■ **What is required**
Repeat each entry exactly and drop the pictures.

■ **Records for processing**
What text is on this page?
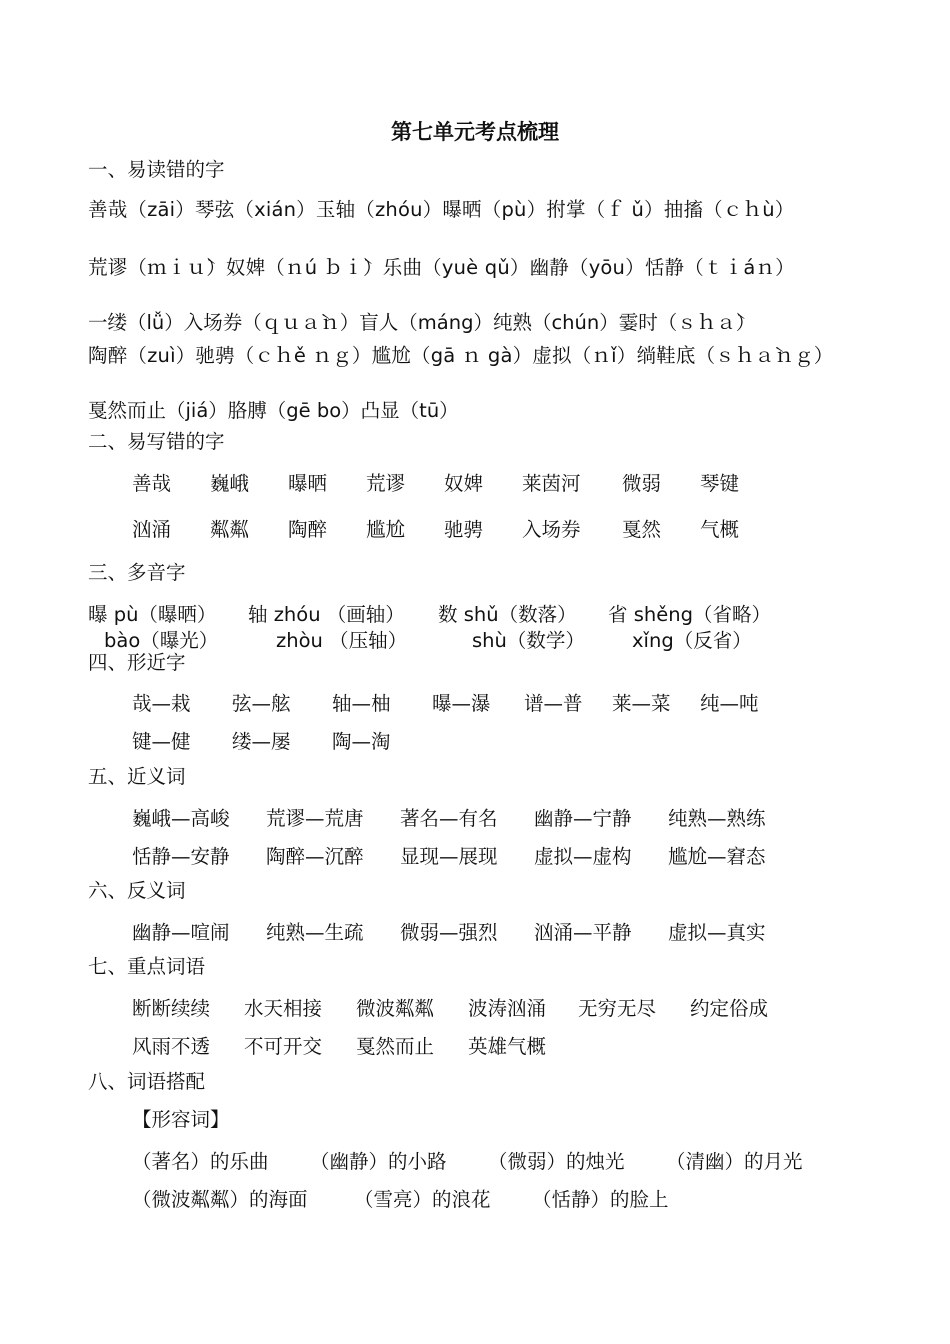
第七单元考点梳理
一、易读错的字
善哉（zāi）琴弦（xián）玉轴（zhóu）曝晒（pù）拊掌（ｆ ǔ）抽搐（ｃｈù）
荒谬（ｍｉｕ̀）奴婢（ｎú ｂｉ̀）乐曲（yuè qǔ）幽静（yōu）恬静（ｔｉáｎ）
一缕（lǚ）入场券（ｑｕａ̀ｎ）盲人（máng）纯熟（chún）霎时（ｓｈａ̀）
陶醉（zuì）驰骋（ｃｈě ｎｇ）尴尬（gā ｎ gà）虚拟（ｎǐ）绱鞋底（ｓｈａ̀ｎｇ）
戛然而止（jiá）胳膊（gē bo）凸显（tū）
二、易写错的字
善哉 巍峨 曝晒 荒谬 奴婢 莱茵河 微弱 琴键
汹涌 粼粼 陶醉 尴尬 驰骋 入场券 戛然 气概
三、多音字
曝 pù（曝晒） 轴 zhóu （画轴） 数 shǔ（数落） 省 shěng（省略）
bào（曝光）	zhòu （压轴）	shù（数学） xǐng（反省）
四、形近字
哉—栽 弦—舷 轴—柚 曝—瀑 谱—普 莱—菜 纯—吨
键—健 缕—屡 陶—淘
五、近义词
巍峨—高峻 荒谬—荒唐 著名—有名 幽静—宁静 纯熟—熟练
恬静—安静 陶醉—沉醉 显现—展现 虚拟—虚构 尴尬—窘态
六、反义词
幽静—喧闹 纯熟—生疏 微弱—强烈 汹涌—平静 虚拟—真实
七、重点词语
断断续续 水天相接 微波粼粼 波涛汹涌 无穷无尽 约定俗成
风雨不透 不可开交 戛然而止 英雄气概
八、词语搭配
【形容词】
（著名）的乐曲 （幽静）的小路 （微弱）的烛光 （清幽）的月光
（微波粼粼）的海面 （雪亮）的浪花 （恬静）的脸上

■ **Right answer**
What text is on this page?
第七单元考点梳理
一、易读错的字
善哉（zāi）琴弦（xián）玉轴（zhóu）曝晒（pù）拊掌（ｆ ǔ）抽搐（ｃｈù）
荒谬（ｍｉｕ̀）奴婢（ｎú ｂｉ̀）乐曲（yuè qǔ）幽静（yōu）恬静（ｔｉáｎ）
一缕（lǚ）入场券（ｑｕａ̀ｎ）盲人（máng）纯熟（chún）霎时（ｓｈａ̀）
陶醉（zuì）驰骋（ｃｈě ｎｇ）尴尬（gā ｎ gà）虚拟（ｎǐ）绱鞋底（ｓｈａ̀ｎｇ）
戛然而止（jiá）胳膊（gē bo）凸显（tū）
二、易写错的字
善哉 巍峨 曝晒 荒谬 奴婢 莱茵河 微弱 琴键
汹涌 粼粼 陶醉 尴尬 驰骋 入场券 戛然 气概
三、多音字
曝 pù（曝晒） 轴 zhóu （画轴） 数 shǔ（数落） 省 shěng（省略）
bào（曝光）	zhòu （压轴）	shù（数学） xǐng（反省）
四、形近字
哉—栽 弦—舷 轴—柚 曝—瀑 谱—普 莱—菜 纯—吨
键—健 缕—屡 陶—淘
五、近义词
巍峨—高峻 荒谬—荒唐 著名—有名 幽静—宁静 纯熟—熟练
恬静—安静 陶醉—沉醉 显现—展现 虚拟—虚构 尴尬—窘态
六、反义词
幽静—喧闹 纯熟—生疏 微弱—强烈 汹涌—平静 虚拟—真实
七、重点词语
断断续续 水天相接 微波粼粼 波涛汹涌 无穷无尽 约定俗成
风雨不透 不可开交 戛然而止 英雄气概
八、词语搭配
【形容词】
（著名）的乐曲 （幽静）的小路 （微弱）的烛光 （清幽）的月光
（微波粼粼）的海面 （雪亮）的浪花 （恬静）的脸上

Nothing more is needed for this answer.